### What is required
Of the lines in the data below, count the ones holding the string "YouGov", and answer with that number only.

>>>

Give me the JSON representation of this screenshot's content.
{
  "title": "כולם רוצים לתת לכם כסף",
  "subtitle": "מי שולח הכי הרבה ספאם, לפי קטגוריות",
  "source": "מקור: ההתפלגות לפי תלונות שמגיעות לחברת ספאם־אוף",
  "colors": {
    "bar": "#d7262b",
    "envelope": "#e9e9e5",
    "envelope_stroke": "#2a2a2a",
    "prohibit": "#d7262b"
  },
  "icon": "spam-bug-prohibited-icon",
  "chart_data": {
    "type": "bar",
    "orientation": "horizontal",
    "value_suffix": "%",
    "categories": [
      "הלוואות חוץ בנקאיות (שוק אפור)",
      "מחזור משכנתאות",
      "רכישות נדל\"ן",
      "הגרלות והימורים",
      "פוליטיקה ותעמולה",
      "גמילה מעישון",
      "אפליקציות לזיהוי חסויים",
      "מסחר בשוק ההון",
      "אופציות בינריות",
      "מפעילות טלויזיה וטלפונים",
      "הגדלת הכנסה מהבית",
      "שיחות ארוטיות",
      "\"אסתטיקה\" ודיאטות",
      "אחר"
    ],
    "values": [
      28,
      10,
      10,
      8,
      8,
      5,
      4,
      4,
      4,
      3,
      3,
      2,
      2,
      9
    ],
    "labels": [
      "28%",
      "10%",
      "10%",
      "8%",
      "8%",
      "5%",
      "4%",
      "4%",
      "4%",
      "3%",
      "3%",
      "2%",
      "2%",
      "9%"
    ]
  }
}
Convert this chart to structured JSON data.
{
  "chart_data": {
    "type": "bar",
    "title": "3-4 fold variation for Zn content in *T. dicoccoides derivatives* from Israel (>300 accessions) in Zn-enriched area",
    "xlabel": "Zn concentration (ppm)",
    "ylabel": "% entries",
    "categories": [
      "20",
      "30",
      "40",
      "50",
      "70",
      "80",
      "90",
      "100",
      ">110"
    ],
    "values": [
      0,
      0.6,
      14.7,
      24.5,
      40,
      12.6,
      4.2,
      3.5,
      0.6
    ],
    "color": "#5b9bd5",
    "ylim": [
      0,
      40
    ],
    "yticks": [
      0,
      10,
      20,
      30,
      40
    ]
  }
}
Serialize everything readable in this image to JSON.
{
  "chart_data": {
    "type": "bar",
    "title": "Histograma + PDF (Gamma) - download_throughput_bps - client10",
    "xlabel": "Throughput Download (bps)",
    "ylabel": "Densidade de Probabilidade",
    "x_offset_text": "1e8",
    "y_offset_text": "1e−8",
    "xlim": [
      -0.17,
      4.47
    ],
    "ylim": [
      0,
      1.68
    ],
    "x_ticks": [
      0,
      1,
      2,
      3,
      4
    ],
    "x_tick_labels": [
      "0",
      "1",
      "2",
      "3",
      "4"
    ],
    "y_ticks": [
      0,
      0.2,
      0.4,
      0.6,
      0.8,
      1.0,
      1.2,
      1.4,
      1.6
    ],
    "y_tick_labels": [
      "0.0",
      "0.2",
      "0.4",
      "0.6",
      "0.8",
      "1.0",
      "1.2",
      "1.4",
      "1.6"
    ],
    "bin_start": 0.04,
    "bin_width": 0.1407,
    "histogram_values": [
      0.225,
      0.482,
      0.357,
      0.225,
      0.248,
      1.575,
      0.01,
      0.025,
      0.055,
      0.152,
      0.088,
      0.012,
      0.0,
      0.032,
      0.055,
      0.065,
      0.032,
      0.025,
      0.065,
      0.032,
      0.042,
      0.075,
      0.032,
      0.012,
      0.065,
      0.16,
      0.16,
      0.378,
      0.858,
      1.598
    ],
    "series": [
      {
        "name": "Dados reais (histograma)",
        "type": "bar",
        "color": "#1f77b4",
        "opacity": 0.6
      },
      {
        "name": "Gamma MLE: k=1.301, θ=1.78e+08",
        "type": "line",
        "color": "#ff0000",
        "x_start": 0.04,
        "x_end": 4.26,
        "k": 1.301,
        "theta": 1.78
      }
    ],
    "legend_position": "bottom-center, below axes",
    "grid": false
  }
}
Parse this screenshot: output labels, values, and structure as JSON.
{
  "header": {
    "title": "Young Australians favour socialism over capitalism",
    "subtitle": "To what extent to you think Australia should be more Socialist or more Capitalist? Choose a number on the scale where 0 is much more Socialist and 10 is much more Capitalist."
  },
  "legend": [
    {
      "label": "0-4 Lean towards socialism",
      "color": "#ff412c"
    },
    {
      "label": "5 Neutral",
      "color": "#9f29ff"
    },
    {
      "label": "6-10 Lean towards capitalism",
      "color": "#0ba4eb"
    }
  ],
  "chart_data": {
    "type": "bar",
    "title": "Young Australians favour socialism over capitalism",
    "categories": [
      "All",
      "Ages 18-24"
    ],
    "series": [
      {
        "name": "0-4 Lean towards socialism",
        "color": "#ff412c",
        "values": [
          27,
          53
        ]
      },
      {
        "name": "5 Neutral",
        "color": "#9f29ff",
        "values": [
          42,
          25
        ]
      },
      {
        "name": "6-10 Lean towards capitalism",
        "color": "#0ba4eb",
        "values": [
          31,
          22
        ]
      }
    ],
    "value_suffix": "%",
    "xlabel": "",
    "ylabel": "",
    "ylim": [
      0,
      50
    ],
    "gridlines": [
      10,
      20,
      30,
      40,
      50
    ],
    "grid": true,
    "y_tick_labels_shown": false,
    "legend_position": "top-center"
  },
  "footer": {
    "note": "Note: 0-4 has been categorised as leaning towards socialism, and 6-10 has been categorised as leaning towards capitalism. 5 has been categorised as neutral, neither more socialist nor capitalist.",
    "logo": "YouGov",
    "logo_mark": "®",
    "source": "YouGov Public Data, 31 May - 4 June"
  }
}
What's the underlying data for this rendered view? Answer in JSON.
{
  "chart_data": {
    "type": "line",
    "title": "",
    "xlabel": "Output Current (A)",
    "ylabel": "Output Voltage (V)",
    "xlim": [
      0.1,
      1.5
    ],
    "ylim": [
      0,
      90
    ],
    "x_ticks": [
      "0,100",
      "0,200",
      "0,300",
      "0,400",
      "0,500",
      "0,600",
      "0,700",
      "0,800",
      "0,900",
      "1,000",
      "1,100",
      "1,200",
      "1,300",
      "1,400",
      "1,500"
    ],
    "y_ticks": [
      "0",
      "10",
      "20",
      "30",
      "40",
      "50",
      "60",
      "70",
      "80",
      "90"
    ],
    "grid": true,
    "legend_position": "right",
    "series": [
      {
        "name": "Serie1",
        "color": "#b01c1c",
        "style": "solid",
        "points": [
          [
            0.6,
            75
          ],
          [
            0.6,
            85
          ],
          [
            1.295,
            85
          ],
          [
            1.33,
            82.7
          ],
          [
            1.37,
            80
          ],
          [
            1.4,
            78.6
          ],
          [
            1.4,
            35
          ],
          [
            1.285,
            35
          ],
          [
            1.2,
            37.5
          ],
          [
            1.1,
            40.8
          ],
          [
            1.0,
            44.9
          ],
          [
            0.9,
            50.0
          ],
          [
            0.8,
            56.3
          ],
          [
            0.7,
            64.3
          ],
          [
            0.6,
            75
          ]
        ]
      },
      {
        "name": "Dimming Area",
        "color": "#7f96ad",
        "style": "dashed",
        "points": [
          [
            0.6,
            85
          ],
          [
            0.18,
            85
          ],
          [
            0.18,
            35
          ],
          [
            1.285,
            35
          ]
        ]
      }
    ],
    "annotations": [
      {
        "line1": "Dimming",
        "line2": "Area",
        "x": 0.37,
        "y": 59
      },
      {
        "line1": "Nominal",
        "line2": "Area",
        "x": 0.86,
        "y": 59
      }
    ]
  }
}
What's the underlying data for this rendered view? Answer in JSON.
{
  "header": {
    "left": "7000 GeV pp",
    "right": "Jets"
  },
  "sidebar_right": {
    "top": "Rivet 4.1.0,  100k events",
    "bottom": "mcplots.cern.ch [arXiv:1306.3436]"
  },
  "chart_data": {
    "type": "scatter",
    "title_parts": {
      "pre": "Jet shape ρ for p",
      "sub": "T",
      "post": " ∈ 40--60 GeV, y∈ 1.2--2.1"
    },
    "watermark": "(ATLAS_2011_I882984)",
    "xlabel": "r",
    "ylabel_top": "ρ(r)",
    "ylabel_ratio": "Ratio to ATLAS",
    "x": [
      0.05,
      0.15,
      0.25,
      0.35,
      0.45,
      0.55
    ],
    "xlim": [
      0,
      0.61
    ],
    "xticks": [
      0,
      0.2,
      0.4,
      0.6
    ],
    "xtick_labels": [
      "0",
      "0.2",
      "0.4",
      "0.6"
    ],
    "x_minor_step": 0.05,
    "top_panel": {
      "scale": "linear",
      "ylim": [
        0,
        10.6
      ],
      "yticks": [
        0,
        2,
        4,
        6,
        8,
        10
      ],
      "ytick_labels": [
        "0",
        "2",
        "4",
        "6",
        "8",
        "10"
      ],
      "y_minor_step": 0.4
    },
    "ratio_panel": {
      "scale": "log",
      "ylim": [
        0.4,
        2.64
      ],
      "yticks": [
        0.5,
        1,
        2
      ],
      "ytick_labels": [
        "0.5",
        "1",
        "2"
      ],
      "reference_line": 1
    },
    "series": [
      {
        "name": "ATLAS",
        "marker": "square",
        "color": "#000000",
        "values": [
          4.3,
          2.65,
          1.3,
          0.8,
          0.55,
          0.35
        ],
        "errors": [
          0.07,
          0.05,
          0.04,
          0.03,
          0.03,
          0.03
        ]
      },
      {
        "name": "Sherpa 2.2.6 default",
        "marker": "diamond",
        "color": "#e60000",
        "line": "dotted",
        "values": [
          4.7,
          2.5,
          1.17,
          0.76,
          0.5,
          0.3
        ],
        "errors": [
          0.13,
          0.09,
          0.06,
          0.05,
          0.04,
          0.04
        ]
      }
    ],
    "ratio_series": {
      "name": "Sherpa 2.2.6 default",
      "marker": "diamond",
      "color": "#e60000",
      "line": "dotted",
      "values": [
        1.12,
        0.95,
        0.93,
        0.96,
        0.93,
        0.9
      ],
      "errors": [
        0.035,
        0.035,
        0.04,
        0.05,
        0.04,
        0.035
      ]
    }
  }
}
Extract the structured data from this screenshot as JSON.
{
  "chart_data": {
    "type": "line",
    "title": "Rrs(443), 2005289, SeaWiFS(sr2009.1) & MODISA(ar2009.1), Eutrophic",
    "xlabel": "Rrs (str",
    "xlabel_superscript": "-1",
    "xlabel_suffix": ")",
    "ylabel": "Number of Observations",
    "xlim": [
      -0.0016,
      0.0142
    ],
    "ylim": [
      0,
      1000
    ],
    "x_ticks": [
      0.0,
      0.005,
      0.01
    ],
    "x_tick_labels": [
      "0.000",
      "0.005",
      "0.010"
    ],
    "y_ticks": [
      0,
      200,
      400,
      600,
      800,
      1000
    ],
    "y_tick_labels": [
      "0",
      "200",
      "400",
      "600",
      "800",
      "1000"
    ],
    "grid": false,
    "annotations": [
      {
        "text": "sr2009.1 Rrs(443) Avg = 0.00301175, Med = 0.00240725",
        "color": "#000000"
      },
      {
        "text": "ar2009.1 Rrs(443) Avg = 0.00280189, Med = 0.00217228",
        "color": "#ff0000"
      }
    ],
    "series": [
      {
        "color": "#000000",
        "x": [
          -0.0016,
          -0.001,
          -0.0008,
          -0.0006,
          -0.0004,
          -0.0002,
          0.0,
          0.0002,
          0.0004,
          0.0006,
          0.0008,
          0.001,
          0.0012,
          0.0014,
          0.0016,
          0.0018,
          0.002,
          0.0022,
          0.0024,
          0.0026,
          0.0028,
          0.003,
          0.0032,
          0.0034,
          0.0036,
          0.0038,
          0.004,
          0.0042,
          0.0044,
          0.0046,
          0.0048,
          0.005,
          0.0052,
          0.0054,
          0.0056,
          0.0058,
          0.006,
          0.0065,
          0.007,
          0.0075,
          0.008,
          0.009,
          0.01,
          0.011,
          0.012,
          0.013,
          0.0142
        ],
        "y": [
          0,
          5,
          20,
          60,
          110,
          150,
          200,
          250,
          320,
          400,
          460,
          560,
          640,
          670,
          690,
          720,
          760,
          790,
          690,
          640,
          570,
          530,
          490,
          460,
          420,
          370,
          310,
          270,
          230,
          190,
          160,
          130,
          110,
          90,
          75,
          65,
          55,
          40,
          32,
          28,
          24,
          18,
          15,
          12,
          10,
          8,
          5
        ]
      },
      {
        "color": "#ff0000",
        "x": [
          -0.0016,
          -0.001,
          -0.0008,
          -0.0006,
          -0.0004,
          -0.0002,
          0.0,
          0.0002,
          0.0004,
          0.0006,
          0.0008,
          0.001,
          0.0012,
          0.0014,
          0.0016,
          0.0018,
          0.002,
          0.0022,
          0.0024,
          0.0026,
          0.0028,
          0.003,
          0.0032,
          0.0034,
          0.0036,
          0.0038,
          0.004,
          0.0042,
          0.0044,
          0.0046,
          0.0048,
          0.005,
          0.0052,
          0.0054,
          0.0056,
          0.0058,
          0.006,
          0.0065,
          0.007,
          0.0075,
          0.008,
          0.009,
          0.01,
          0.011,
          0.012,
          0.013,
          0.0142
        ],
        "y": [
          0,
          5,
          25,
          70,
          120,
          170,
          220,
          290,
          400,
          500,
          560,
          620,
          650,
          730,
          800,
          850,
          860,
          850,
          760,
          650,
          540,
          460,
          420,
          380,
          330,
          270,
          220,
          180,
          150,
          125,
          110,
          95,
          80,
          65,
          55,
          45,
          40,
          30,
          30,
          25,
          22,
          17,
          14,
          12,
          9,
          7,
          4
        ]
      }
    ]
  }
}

<<<

### Solution for this exercise
2